YOUR GOAL
Show each line that has the string "Федерации" in it.
-- start INPUT RECORDS --
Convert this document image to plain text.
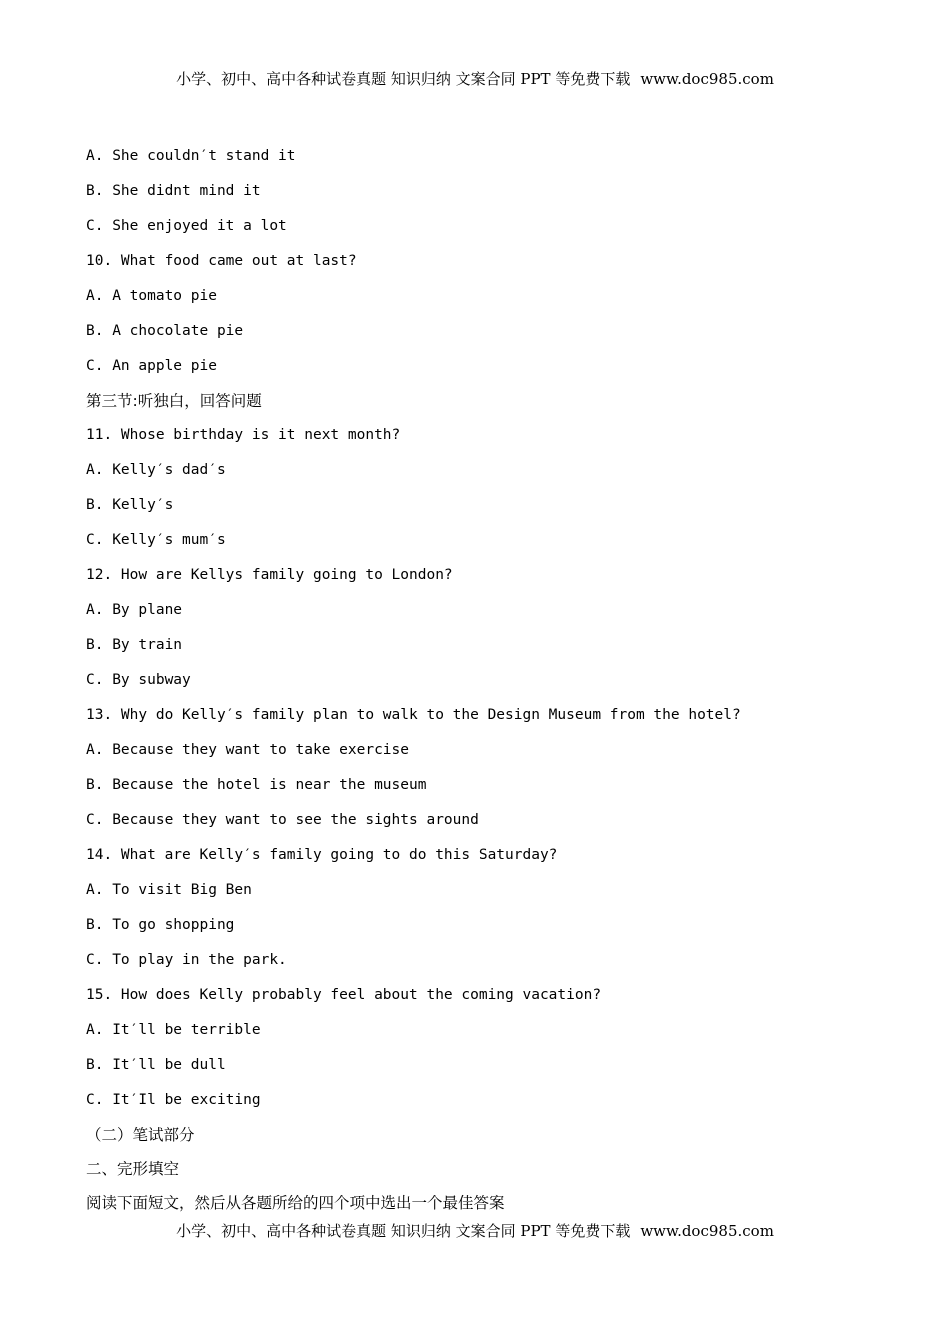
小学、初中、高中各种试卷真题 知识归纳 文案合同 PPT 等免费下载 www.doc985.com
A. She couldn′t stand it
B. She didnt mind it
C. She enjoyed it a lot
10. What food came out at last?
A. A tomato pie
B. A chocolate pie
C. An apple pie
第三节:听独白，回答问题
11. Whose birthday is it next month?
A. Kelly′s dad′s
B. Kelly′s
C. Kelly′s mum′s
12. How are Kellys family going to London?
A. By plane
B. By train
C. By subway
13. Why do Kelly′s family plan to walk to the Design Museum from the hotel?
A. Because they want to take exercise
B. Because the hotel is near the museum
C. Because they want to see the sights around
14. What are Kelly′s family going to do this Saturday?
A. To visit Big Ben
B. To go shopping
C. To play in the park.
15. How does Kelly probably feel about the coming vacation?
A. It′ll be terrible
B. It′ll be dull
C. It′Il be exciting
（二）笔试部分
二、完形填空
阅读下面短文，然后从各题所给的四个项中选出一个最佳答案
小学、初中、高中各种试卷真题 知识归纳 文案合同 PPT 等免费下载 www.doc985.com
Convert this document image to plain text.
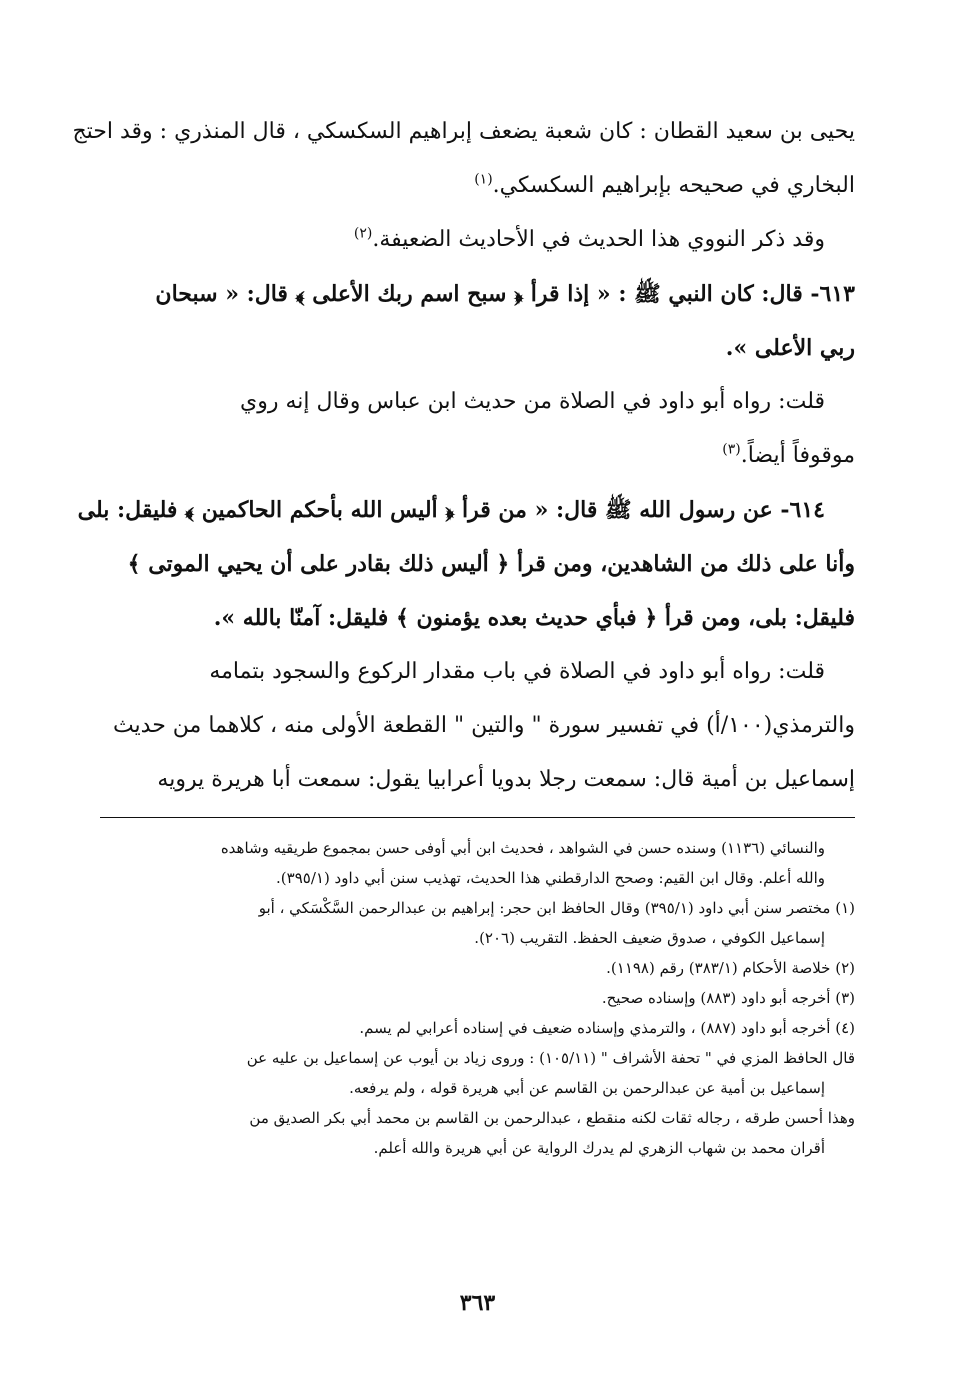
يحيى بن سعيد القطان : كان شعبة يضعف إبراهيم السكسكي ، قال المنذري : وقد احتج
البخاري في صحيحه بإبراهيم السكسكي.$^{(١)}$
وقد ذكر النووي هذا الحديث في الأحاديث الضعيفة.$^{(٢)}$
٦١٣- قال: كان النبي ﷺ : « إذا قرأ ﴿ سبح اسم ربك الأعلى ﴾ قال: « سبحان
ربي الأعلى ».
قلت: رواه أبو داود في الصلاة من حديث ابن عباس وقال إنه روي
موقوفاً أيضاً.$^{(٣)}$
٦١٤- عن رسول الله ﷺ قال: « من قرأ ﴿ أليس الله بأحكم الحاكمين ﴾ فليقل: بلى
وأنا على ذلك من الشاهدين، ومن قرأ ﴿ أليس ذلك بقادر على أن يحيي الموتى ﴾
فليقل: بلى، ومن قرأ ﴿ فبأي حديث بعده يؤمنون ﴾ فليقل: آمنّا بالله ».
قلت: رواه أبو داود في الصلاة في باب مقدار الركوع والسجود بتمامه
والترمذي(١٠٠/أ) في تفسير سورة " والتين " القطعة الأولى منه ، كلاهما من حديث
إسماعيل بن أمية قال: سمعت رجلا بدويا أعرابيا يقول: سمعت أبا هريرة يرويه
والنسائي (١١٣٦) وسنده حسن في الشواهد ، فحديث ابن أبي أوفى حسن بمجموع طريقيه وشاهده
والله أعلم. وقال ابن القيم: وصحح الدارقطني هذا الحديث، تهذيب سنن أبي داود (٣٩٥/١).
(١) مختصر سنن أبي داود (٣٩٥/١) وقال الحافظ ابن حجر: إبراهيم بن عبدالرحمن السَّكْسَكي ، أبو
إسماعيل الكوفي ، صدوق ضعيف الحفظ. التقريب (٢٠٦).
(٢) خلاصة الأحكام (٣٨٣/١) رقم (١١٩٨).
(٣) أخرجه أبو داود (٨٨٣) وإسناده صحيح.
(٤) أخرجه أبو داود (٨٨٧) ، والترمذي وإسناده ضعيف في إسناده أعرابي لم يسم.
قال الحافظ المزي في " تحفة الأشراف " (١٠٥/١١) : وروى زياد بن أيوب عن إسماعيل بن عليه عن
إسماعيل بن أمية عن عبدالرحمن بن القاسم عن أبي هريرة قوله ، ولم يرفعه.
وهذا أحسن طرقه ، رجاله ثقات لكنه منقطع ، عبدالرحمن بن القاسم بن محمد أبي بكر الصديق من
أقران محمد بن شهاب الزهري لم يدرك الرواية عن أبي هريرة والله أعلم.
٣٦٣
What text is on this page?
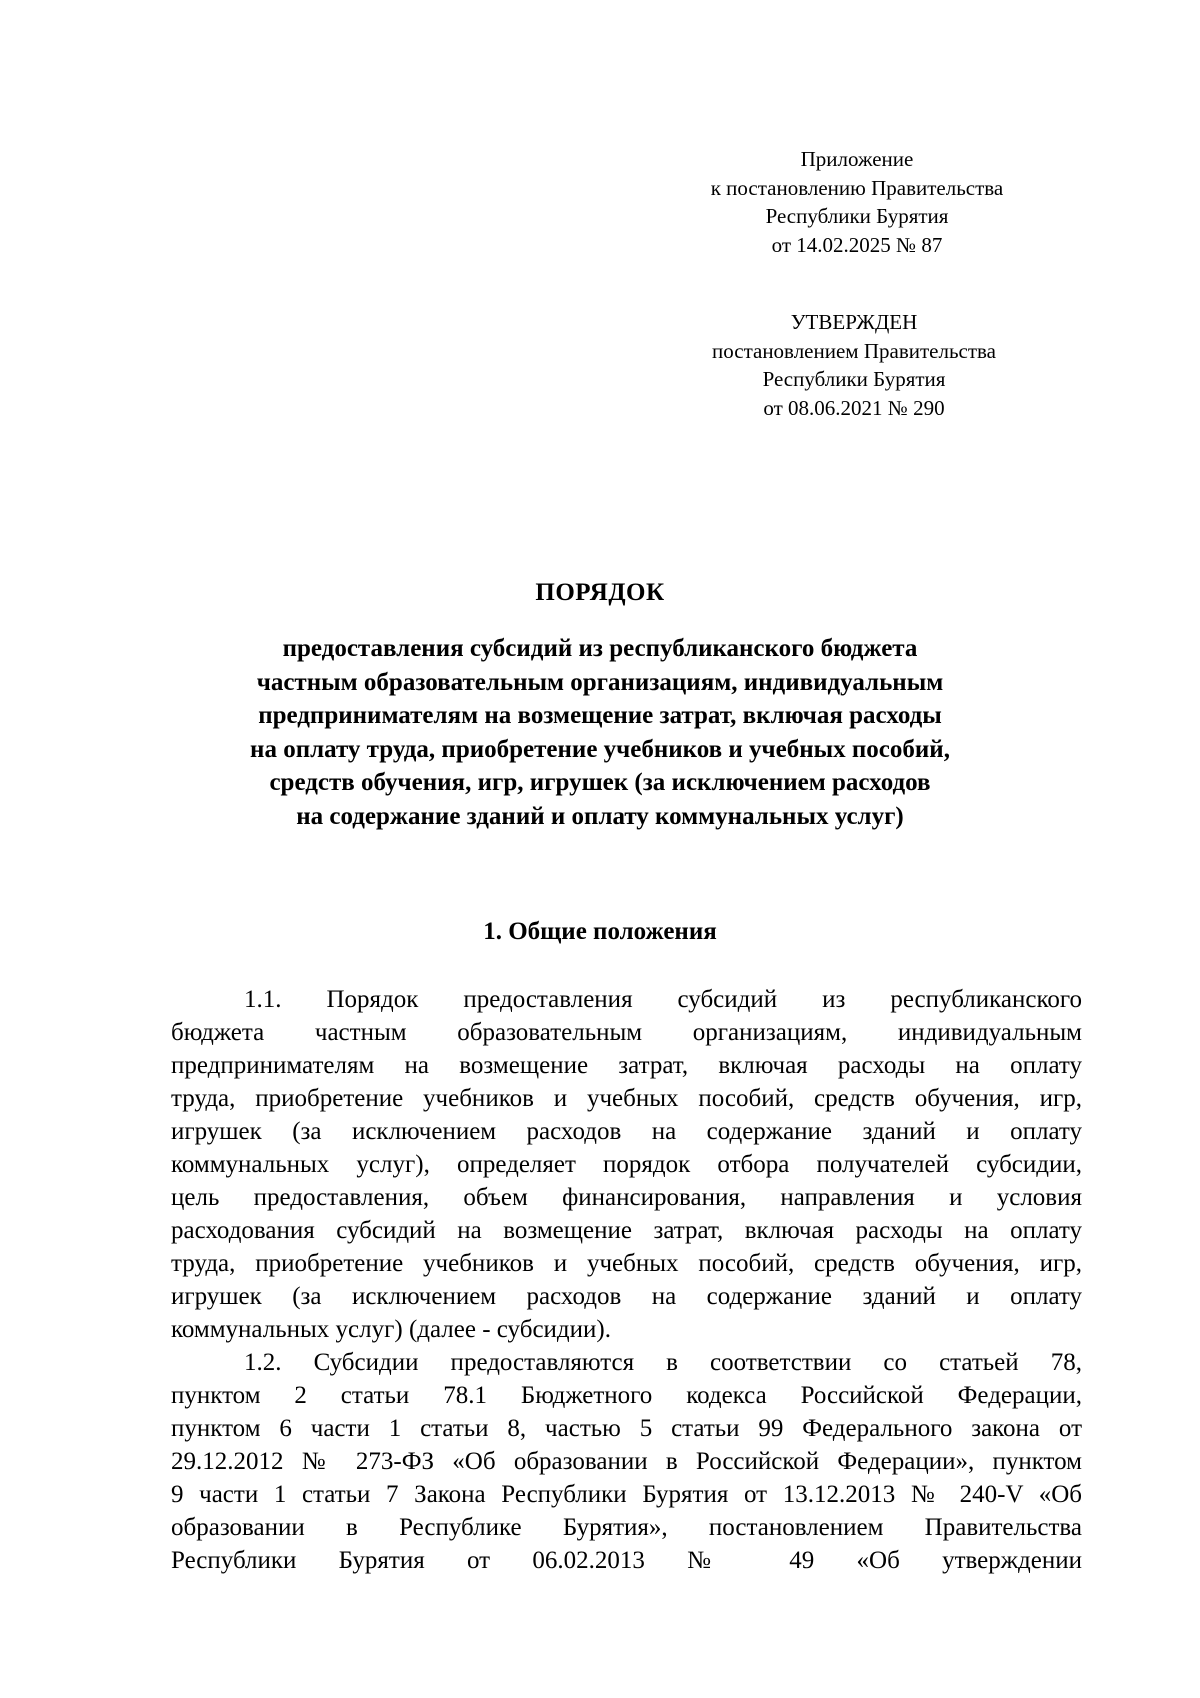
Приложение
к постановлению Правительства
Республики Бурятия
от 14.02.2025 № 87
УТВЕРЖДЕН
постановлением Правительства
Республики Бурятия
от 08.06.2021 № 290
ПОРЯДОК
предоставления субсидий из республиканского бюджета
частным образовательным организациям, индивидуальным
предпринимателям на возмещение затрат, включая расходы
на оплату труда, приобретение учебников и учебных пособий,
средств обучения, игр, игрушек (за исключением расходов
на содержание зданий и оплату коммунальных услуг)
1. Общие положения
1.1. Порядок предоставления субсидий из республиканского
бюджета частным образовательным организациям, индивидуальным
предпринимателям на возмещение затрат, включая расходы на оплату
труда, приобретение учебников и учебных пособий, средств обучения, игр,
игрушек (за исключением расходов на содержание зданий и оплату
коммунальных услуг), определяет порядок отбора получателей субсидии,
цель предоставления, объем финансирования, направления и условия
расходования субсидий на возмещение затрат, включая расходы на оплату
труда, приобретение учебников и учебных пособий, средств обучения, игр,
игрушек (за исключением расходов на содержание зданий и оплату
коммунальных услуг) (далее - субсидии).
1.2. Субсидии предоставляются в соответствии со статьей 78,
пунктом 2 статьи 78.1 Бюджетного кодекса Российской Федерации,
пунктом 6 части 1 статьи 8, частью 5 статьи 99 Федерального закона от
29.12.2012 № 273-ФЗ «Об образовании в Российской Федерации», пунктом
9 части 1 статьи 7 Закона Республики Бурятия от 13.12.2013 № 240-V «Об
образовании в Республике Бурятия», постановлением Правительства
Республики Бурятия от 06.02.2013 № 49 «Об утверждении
-- end INPUT RECORDS --
WORKED ANSWER
пунктом 2 статьи 78.1 Бюджетного кодекса Российской Федерации,
29.12.2012 № 273-ФЗ «Об образовании в Российской Федерации», пунктом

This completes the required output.